== Rows ==

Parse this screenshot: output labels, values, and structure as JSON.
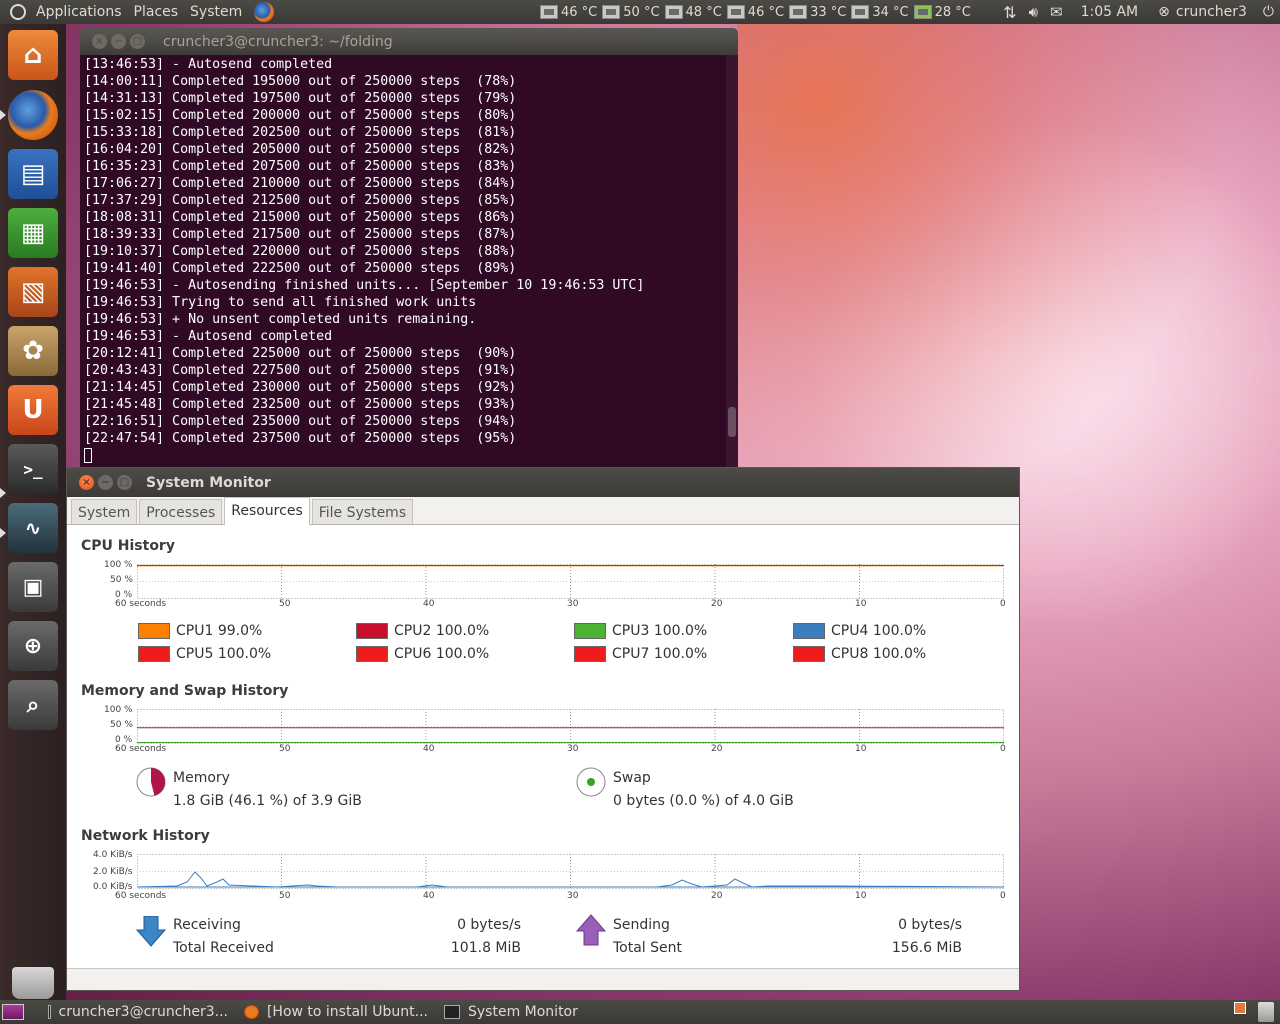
{
  "top_panel": {
    "menus": [
      "Applications",
      "Places",
      "System"
    ],
    "sensors": [
      "46 °C",
      "50 °C",
      "48 °C",
      "46 °C",
      "33 °C",
      "34 °C",
      "28 °C"
    ],
    "clock": "1:05 AM",
    "user": "cruncher3"
  },
  "terminal": {
    "title": "cruncher3@cruncher3: ~/folding",
    "lines": [
      "[13:46:53] - Autosend completed",
      "[14:00:11] Completed 195000 out of 250000 steps  (78%)",
      "[14:31:13] Completed 197500 out of 250000 steps  (79%)",
      "[15:02:15] Completed 200000 out of 250000 steps  (80%)",
      "[15:33:18] Completed 202500 out of 250000 steps  (81%)",
      "[16:04:20] Completed 205000 out of 250000 steps  (82%)",
      "[16:35:23] Completed 207500 out of 250000 steps  (83%)",
      "[17:06:27] Completed 210000 out of 250000 steps  (84%)",
      "[17:37:29] Completed 212500 out of 250000 steps  (85%)",
      "[18:08:31] Completed 215000 out of 250000 steps  (86%)",
      "[18:39:33] Completed 217500 out of 250000 steps  (87%)",
      "[19:10:37] Completed 220000 out of 250000 steps  (88%)",
      "[19:41:40] Completed 222500 out of 250000 steps  (89%)",
      "[19:46:53] - Autosending finished units... [September 10 19:46:53 UTC]",
      "[19:46:53] Trying to send all finished work units",
      "[19:46:53] + No unsent completed units remaining.",
      "[19:46:53] - Autosend completed",
      "[20:12:41] Completed 225000 out of 250000 steps  (90%)",
      "[20:43:43] Completed 227500 out of 250000 steps  (91%)",
      "[21:14:45] Completed 230000 out of 250000 steps  (92%)",
      "[21:45:48] Completed 232500 out of 250000 steps  (93%)",
      "[22:16:51] Completed 235000 out of 250000 steps  (94%)",
      "[22:47:54] Completed 237500 out of 250000 steps  (95%)"
    ]
  },
  "sysmon": {
    "title": "System Monitor",
    "tabs": [
      "System",
      "Processes",
      "Resources",
      "File Systems"
    ],
    "active_tab": "Resources",
    "cpu_title": "CPU History",
    "mem_title": "Memory and Swap History",
    "net_title": "Network History",
    "pct_ticks": [
      "100 %",
      "50 %",
      "0 %"
    ],
    "net_ticks": [
      "4.0 KiB/s",
      "2.0 KiB/s",
      "0.0 KiB/s"
    ],
    "x_ticks": [
      "60 seconds",
      "50",
      "40",
      "30",
      "20",
      "10",
      "0"
    ],
    "cpus": [
      {
        "label": "CPU1",
        "value": "99.0%",
        "color": "#ff7f00"
      },
      {
        "label": "CPU2",
        "value": "100.0%",
        "color": "#c8102e"
      },
      {
        "label": "CPU3",
        "value": "100.0%",
        "color": "#4cb332"
      },
      {
        "label": "CPU4",
        "value": "100.0%",
        "color": "#3a7ebf"
      },
      {
        "label": "CPU5",
        "value": "100.0%",
        "color": "#ef1c1c"
      },
      {
        "label": "CPU6",
        "value": "100.0%",
        "color": "#ef1c1c"
      },
      {
        "label": "CPU7",
        "value": "100.0%",
        "color": "#ef1c1c"
      },
      {
        "label": "CPU8",
        "value": "100.0%",
        "color": "#ef1c1c"
      }
    ],
    "memory": {
      "label": "Memory",
      "value": "1.8 GiB (46.1 %) of 3.9 GiB",
      "fraction": 0.461,
      "color": "#b0144a"
    },
    "swap": {
      "label": "Swap",
      "value": "0 bytes (0.0 %) of 4.0 GiB",
      "fraction": 0.0,
      "color": "#3aa02a"
    },
    "network": {
      "receiving_label": "Receiving",
      "receiving_value": "0 bytes/s",
      "total_received_label": "Total Received",
      "total_received_value": "101.8 MiB",
      "sending_label": "Sending",
      "sending_value": "0 bytes/s",
      "total_sent_label": "Total Sent",
      "total_sent_value": "156.6 MiB"
    }
  },
  "bottom_panel": {
    "tasks": [
      "cruncher3@cruncher3...",
      "[How to install Ubunt...",
      "System Monitor"
    ]
  }
}
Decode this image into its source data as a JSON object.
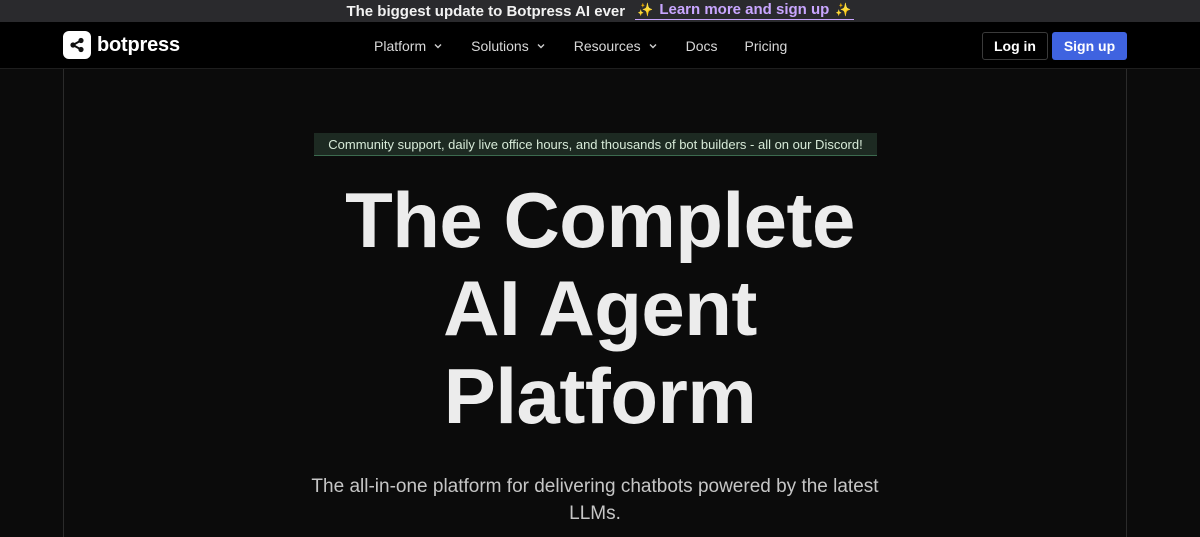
{
  "announcement": {
    "text": "The biggest update to Botpress AI ever",
    "cta_label": "Learn more and sign up",
    "sparkle_icon": "sparkles-icon"
  },
  "nav": {
    "brand": "botpress",
    "items": [
      {
        "label": "Platform",
        "has_dropdown": true
      },
      {
        "label": "Solutions",
        "has_dropdown": true
      },
      {
        "label": "Resources",
        "has_dropdown": true
      },
      {
        "label": "Docs",
        "has_dropdown": false
      },
      {
        "label": "Pricing",
        "has_dropdown": false
      }
    ],
    "login_label": "Log in",
    "signup_label": "Sign up"
  },
  "hero": {
    "discord_banner": "Community support, daily live office hours, and thousands of bot builders - all on our Discord!",
    "headline_lines": [
      "The Complete",
      "AI Agent",
      "Platform"
    ],
    "subhead": "The all-in-one platform for delivering chatbots powered by the latest LLMs."
  },
  "colors": {
    "background": "#0b0b0b",
    "announcement_bg": "#2a2a2d",
    "cta_purple": "#c9a6ff",
    "signup_blue": "#3f63e0",
    "discord_banner_bg": "#1d2a22"
  }
}
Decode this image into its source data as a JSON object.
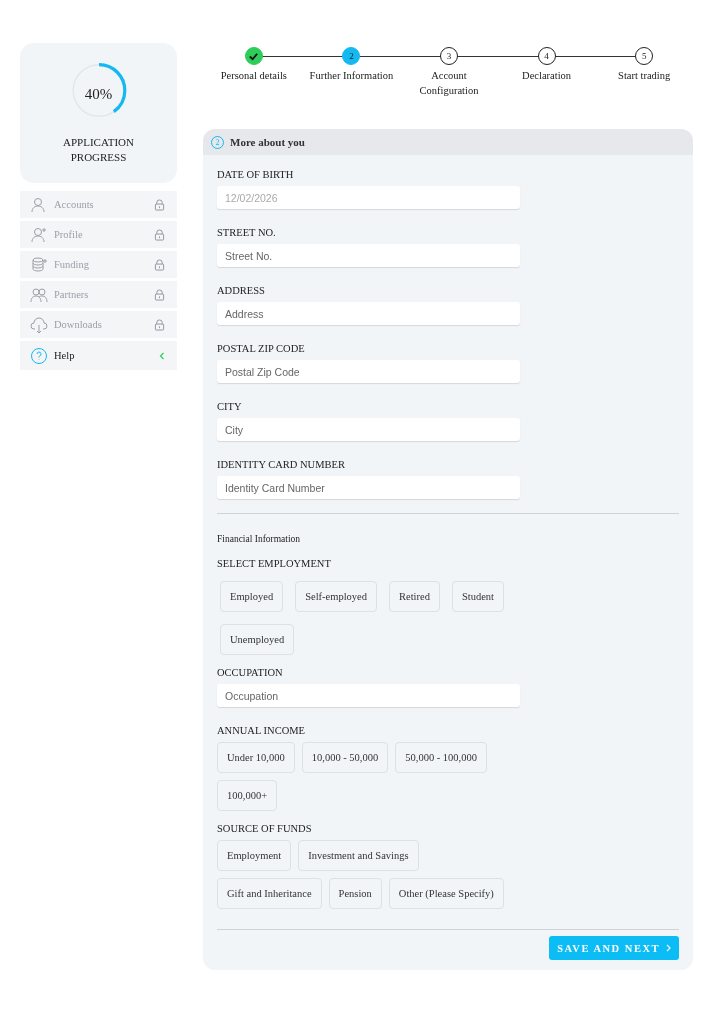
{
  "progress": {
    "percent": "40%",
    "label": "APPLICATION PROGRESS"
  },
  "sidebar": {
    "items": [
      {
        "label": "Accounts",
        "kind": "locked",
        "locked": true
      },
      {
        "label": "Profile",
        "kind": "locked",
        "locked": true
      },
      {
        "label": "Funding",
        "kind": "locked",
        "locked": true
      },
      {
        "label": "Partners",
        "kind": "locked",
        "locked": true
      },
      {
        "label": "Downloads",
        "kind": "locked",
        "locked": true
      },
      {
        "label": "Help",
        "kind": "help",
        "locked": false
      }
    ]
  },
  "steps": [
    {
      "label": "Personal details",
      "completed": true,
      "selected": false
    },
    {
      "number": "2",
      "label": "Further Information",
      "completed": false,
      "selected": true
    },
    {
      "number": "3",
      "label": "Account Configuration",
      "completed": false,
      "selected": false
    },
    {
      "number": "4",
      "label": "Declaration",
      "completed": false,
      "selected": false
    },
    {
      "number": "5",
      "label": "Start trading",
      "completed": false,
      "selected": false
    }
  ],
  "form": {
    "header": {
      "number": "2",
      "title": "More about you"
    },
    "fields": [
      {
        "label": "DATE OF BIRTH",
        "placeholder": "12/02/2026"
      },
      {
        "label": "STREET NO.",
        "placeholder": "Street No."
      },
      {
        "label": "ADDRESS",
        "placeholder": "Address"
      },
      {
        "label": "POSTAL ZIP CODE",
        "placeholder": "Postal Zip Code"
      },
      {
        "label": "CITY",
        "placeholder": "City"
      },
      {
        "label": "IDENTITY CARD NUMBER",
        "placeholder": "Identity Card Number"
      }
    ],
    "financial_title": "Financial Information",
    "employment": {
      "label": "SELECT EMPLOYMENT",
      "options": [
        {
          "label": "Employed",
          "selected": false
        },
        {
          "label": "Self-employed",
          "selected": false
        },
        {
          "label": "Retired",
          "selected": false
        },
        {
          "label": "Student",
          "selected": false
        },
        {
          "label": "Unemployed",
          "selected": false
        }
      ]
    },
    "occupation": {
      "label": "OCCUPATION",
      "placeholder": "Occupation"
    },
    "income": {
      "label": "ANNUAL INCOME",
      "options": [
        {
          "label": "Under 10,000",
          "selected": false
        },
        {
          "label": "10,000 - 50,000",
          "selected": false
        },
        {
          "label": "50,000 - 100,000",
          "selected": false
        },
        {
          "label": "100,000+",
          "selected": false
        }
      ]
    },
    "funds": {
      "label": "SOURCE OF FUNDS",
      "options": [
        {
          "label": "Employment",
          "selected": false
        },
        {
          "label": "Investment and Savings",
          "selected": false
        },
        {
          "label": "Gift and Inheritance",
          "selected": false
        },
        {
          "label": "Pension",
          "selected": false
        },
        {
          "label": "Other (Please Specify)",
          "selected": false
        }
      ]
    },
    "submit": "SAVE AND NEXT"
  }
}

== What to do ==
Find how many lines in the records contain the string "finished", then give the number alone.

== Output for this exercise ==
2